Task A: In the K-Means clustering post, how is the starting value of the first centroid, C1, set?
Task B: List every column that the K-Means clustering post adds to the data frame after creating it with the x and y values.
Task C: Carry on the code in the K-Means clustering post, picking up right after its last line.

Provided passage:
..............................

Reputation: 11
I am trying to do K-Means clustering from scratch in Python. Here is my code, there is a problem with the way I redefine the centroids
This this the output I get:
Iteration 1:
[1.5, 8.1] [8.04, 1.525]
Iteration 2:
[4.98, 4.05] [2.87, 4.09]
Iteration 3:
[9.29, 8.28] [8.57, 7.87]
Iteration 4:
[9.97, 8.94] [inf, inf]
Thanks in advance!
# Example dataset
data = pd.DataFrame({'x' : [6.480, 7.320, 4.380, 8.040, 7.680, 6.600, 6.420, 5.940, 4.140, 5.700,
7.500, 7.620, 6.840, 7.500, 4.920, 3.780, 7.860, 4.260, 7.980, 6.840,
3.025, 2.300, 3.250, 2.975, 3.325, 1.500, 1.875, 2.850, 1.600, 2.525,
2.900, 2.175, 2.050, 1.650, 2.250, 3.475, 1.800, 2.975, 3.025, 2.175 ],
'y' : [6.300, 5.220, 6.060, 4.560, 7.080, 4.740, 3.660, 4.680, 4.800, 5.880,
8.100, 7.800, 3.900, 6.780, 4.860, 5.100, 4.380, 5.160, 5.520, 5.700,
2.125, 3.475, 2.500, 2.875, 2.075, 3.350, 1.525, 3.050, 2.950, 2.150,
2.125, 2.550, 3.375, 1.950, 1.700, 2.400, 2.525, 2.525, 2.675, 3.325]})
data['Cluster'] = 0
data['EuclideanDist1'] = 0
data['EuclideanDist2'] = 0
data['EuclideanDistD'] = 0
iterations = 0
C1nx = C1ny = 0
C2nx = C2ny = 0
C1c = 0
C2c = 0
C1 = [min(data['x']), max(data['y'])]
C2 = [max(data['x']), min(data['y'])]
count = 0
while(iterations < 40):
print(C1, C2)
for count in range(0, len(data)-1):
data['EuclideanDist1'][count] = ((data['x'][count] - C1[0])**2 + (data['y'][count] - C1[1])**2)**(0.5)

..............................

Material provided:

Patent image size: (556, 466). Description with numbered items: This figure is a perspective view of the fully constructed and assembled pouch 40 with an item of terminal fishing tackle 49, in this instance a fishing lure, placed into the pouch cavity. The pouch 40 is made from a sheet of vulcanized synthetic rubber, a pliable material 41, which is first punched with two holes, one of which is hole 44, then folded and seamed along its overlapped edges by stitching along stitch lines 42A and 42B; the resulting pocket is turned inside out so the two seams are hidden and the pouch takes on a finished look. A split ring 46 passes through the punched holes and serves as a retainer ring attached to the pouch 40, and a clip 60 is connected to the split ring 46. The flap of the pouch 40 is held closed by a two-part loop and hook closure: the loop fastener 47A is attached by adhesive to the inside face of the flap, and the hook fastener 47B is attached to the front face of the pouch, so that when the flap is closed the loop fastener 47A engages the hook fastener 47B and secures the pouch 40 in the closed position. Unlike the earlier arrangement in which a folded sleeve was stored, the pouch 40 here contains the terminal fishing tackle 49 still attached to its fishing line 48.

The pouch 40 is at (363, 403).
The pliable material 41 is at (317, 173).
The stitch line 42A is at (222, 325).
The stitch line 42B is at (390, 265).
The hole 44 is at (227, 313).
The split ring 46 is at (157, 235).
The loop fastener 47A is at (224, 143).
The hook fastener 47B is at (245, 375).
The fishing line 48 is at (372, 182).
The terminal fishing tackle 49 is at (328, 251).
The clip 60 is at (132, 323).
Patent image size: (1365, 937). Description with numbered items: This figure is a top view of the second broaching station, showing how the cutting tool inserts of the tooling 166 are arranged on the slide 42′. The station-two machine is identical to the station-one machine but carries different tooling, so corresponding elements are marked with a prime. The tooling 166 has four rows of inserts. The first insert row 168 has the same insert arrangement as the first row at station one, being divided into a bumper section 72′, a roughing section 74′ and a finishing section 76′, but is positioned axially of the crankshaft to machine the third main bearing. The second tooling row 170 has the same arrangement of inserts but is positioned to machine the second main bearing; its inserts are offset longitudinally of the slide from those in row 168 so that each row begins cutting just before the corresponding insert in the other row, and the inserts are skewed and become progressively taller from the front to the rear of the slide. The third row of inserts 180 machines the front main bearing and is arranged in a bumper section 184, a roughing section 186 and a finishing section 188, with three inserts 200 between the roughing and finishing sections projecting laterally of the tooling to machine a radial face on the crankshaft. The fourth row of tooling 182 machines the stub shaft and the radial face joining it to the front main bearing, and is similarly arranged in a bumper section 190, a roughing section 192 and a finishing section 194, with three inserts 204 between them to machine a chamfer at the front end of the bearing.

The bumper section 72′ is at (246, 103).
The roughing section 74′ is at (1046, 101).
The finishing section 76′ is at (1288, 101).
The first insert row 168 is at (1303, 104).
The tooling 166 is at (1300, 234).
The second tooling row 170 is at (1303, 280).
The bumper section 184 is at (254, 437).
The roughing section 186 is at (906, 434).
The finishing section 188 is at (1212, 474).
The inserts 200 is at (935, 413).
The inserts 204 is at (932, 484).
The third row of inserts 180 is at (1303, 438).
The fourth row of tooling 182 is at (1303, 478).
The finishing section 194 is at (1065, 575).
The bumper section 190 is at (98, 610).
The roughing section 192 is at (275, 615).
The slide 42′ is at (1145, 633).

..............................

Expected output A: C1 is set to the smallest value in the x column and the largest value in the y column.

Expected output B: Cluster, EuclideanDist1, EuclideanDist2, EuclideanDistD

Expected output C:
data['EuclideanDist2'][count] = ((data['x'][count] - C2[0])**2 + (data['y'][count] - C2[1])**2)**(0.5)
data['EuclideanDistD'][count] = data['EuclideanDist1'] [count]- data['EuclideanDist2'][count]
if data['EuclideanDistD'][count] >= 0:
data['Cluster'][count] = 1
C1nx = C1nx + data['x'][count]
C1ny = C1ny + data['y'][count]
C1c = C1c + 1
elif data['EuclideanDistD'][count] < 0:
data['Cluster'][count] = 2
C2nx = C2nx + data['x'][count]
C2ny = C2ny + data['y'][count]
C2c = C2c + 1
C1[0] = (C1nx / C1c)
C1[1] = (C1ny / C1c)
C2[0] = (C2nx / C2c)
C2[1] = (C2ny / C2c)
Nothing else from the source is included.